Figure dataset records:
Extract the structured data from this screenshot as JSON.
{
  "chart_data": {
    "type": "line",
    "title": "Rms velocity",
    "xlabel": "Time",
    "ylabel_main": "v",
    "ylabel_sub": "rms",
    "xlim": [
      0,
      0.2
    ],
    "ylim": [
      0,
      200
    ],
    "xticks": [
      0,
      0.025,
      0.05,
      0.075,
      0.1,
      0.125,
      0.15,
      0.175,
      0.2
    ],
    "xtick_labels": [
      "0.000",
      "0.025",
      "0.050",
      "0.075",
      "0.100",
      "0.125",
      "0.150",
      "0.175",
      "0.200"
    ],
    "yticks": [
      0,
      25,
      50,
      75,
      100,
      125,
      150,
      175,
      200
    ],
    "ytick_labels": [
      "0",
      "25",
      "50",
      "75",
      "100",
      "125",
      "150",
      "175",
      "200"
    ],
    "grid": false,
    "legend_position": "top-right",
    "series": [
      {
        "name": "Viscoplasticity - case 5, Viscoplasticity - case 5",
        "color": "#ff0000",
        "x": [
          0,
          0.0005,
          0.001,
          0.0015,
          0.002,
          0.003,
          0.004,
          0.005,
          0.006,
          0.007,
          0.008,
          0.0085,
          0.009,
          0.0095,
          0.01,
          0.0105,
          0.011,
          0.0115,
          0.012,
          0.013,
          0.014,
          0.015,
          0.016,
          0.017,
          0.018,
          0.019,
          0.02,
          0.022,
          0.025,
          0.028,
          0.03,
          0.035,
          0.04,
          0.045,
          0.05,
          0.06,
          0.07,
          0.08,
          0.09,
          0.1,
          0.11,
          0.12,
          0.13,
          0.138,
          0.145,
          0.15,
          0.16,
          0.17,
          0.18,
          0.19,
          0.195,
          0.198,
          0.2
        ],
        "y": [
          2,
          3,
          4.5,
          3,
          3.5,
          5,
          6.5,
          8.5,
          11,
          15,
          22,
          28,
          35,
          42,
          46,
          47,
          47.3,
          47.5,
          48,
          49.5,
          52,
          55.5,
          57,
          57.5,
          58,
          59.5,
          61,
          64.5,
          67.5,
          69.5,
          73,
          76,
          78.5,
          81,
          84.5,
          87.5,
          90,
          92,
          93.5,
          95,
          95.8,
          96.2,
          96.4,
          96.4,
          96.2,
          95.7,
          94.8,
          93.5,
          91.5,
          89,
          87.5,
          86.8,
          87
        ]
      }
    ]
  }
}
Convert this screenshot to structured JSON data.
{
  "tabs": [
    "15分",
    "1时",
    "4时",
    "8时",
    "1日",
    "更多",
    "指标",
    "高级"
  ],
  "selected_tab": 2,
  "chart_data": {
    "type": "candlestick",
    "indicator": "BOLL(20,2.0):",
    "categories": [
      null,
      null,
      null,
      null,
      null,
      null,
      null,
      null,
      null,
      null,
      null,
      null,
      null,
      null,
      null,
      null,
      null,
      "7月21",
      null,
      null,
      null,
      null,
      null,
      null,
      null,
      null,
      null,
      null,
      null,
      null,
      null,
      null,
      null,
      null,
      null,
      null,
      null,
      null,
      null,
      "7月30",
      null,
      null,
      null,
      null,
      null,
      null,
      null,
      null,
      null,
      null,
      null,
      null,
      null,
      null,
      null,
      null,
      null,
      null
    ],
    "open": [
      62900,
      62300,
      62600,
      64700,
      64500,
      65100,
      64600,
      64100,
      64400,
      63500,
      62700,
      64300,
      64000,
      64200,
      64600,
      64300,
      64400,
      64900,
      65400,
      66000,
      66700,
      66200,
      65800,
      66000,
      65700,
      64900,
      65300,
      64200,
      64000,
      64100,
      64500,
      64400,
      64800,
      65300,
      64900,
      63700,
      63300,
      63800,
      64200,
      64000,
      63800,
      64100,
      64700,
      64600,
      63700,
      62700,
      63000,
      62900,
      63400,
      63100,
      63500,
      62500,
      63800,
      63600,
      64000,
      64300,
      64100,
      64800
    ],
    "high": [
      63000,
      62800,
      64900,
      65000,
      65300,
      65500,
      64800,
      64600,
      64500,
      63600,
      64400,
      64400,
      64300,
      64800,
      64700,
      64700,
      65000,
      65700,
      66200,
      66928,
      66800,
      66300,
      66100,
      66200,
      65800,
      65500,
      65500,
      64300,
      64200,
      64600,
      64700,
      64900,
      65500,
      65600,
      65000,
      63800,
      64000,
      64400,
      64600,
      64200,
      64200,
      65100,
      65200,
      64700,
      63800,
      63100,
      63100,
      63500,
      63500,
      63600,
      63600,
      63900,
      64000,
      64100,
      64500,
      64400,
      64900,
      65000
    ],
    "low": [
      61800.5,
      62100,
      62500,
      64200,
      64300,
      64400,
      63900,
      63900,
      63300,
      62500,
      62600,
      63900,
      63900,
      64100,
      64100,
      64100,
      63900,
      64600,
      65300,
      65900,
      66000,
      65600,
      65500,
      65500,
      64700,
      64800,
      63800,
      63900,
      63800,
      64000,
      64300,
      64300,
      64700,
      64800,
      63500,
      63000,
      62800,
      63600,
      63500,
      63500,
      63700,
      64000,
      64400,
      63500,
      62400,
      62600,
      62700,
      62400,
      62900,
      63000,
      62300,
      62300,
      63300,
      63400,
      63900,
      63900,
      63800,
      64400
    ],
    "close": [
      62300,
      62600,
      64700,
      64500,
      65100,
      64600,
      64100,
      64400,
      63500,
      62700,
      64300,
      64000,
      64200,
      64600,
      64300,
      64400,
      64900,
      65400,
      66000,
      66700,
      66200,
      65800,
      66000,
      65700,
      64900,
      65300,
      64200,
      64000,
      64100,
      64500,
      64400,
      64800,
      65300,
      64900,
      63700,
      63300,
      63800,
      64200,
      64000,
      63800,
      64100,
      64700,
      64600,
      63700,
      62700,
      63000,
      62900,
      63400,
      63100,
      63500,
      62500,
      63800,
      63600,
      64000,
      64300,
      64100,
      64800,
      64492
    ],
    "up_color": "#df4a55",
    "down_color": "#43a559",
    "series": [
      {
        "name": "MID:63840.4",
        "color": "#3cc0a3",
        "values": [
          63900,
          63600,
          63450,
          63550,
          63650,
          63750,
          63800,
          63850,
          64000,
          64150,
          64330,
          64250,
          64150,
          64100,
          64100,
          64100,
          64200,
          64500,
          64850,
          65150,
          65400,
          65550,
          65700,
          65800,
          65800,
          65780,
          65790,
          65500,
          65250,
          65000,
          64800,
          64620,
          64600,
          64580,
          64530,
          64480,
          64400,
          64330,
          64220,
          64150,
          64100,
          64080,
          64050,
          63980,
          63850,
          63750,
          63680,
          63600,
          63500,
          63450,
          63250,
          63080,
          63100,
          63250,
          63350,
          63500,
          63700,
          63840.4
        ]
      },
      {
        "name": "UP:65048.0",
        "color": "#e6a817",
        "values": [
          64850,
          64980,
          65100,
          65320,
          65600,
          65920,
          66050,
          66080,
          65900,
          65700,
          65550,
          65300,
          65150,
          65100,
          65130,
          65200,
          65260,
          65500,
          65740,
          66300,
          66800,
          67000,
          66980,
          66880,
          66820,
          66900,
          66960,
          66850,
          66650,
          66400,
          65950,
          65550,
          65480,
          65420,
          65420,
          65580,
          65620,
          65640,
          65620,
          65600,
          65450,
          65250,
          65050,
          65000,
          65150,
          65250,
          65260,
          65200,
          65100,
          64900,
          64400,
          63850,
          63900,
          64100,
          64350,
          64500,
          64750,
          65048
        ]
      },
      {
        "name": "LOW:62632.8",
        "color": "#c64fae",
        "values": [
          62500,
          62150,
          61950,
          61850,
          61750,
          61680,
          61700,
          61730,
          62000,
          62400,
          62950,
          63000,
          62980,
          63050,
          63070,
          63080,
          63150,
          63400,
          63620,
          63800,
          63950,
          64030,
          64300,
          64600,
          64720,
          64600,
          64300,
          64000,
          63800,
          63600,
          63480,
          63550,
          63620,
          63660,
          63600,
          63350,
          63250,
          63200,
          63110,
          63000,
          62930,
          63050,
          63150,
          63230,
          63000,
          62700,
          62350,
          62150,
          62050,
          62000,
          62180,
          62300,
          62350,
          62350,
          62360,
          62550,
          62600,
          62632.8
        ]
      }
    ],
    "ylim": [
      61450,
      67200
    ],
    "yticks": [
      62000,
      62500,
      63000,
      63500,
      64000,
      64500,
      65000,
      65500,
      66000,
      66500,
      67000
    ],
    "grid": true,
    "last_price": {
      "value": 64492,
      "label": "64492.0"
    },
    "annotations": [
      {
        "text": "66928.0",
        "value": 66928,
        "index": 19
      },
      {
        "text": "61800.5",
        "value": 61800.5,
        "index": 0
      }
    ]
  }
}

● **AIM OF THE TASK**
Look through the records and gather every line containing "structured".

● **OUTPUT OF THE EXERCISE**
Extract the structured data from this screenshot as JSON.
Convert this screenshot to structured JSON data.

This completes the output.